Entries:
* * * * *
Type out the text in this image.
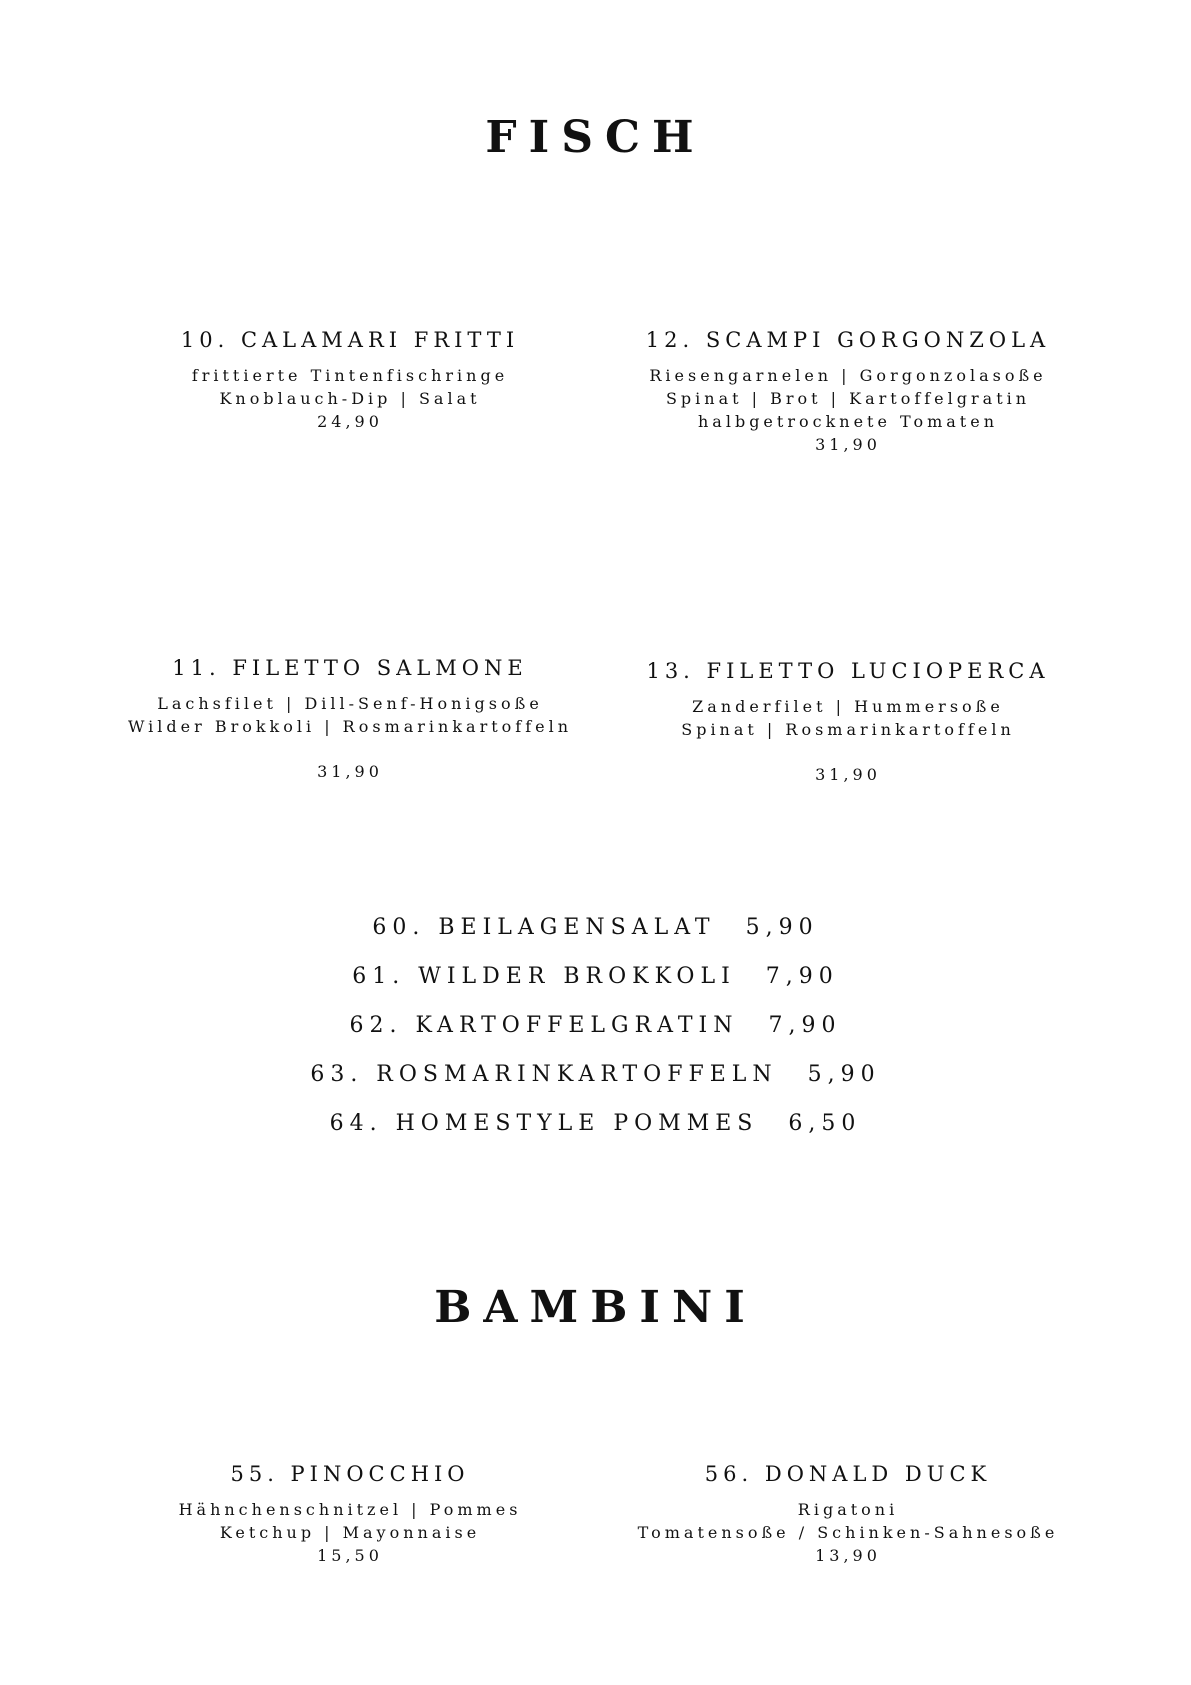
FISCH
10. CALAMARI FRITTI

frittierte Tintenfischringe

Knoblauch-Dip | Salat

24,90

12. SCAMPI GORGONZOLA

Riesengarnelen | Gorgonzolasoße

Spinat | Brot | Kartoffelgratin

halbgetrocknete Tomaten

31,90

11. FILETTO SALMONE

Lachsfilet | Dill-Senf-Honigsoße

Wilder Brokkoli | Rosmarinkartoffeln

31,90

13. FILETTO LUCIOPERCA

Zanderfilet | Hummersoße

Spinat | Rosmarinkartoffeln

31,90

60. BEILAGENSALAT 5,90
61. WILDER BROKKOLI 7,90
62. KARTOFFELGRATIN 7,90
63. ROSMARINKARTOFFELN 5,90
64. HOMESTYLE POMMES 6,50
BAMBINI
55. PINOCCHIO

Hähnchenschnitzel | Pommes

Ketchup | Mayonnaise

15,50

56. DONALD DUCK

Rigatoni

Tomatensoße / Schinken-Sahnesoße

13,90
* * * * *
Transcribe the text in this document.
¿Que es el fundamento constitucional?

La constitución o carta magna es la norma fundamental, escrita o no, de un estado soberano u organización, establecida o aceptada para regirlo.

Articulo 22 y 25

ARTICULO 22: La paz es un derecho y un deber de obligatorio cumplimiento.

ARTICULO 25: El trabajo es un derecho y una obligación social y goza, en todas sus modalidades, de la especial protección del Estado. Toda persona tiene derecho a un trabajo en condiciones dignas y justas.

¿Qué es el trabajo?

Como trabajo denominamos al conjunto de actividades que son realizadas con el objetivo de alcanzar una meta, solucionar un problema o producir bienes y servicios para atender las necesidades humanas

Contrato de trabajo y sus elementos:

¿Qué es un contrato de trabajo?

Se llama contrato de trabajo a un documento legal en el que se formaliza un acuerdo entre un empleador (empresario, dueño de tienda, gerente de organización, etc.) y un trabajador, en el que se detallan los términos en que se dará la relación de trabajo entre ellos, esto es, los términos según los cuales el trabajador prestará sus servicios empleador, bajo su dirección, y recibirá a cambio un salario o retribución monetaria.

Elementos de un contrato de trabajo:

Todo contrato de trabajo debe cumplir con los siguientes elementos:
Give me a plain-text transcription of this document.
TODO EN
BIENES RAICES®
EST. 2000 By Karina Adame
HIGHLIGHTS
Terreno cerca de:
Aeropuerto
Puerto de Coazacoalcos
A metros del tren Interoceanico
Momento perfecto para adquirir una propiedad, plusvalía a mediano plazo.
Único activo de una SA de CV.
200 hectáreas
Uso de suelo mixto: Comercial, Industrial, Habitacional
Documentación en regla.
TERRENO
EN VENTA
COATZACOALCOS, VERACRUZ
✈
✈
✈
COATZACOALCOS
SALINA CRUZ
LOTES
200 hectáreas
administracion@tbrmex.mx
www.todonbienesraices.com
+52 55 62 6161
* * * * *
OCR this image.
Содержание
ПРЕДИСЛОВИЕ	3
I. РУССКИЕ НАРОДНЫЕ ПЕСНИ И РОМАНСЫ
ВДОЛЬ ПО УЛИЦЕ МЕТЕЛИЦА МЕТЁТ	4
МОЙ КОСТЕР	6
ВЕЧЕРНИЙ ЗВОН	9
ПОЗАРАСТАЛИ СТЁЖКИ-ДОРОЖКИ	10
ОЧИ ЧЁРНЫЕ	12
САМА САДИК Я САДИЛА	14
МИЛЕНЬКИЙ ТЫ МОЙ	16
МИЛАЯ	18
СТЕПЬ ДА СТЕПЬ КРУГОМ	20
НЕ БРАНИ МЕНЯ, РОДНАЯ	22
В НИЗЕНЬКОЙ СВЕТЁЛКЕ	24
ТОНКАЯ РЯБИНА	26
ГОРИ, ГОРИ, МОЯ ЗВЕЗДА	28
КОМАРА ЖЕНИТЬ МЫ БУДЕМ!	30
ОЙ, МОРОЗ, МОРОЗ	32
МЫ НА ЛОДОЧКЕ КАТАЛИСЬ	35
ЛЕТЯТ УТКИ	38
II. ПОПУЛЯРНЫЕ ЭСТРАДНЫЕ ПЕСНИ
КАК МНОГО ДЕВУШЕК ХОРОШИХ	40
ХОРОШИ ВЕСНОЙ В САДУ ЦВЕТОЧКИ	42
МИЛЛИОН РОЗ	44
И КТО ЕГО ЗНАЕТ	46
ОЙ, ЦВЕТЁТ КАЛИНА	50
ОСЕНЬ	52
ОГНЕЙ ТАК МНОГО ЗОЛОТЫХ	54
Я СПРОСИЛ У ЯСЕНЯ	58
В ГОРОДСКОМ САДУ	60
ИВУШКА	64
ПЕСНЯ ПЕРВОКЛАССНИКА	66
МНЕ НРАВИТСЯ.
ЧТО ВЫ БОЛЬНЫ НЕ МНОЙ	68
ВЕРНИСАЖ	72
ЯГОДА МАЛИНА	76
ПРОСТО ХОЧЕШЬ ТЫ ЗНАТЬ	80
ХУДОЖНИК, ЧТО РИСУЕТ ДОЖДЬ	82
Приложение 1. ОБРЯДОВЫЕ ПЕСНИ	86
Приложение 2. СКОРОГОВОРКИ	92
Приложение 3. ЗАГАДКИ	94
* * * * *
Brief: Work out how many lines of the data above hold the word "image", and write only the count.

Written response: 2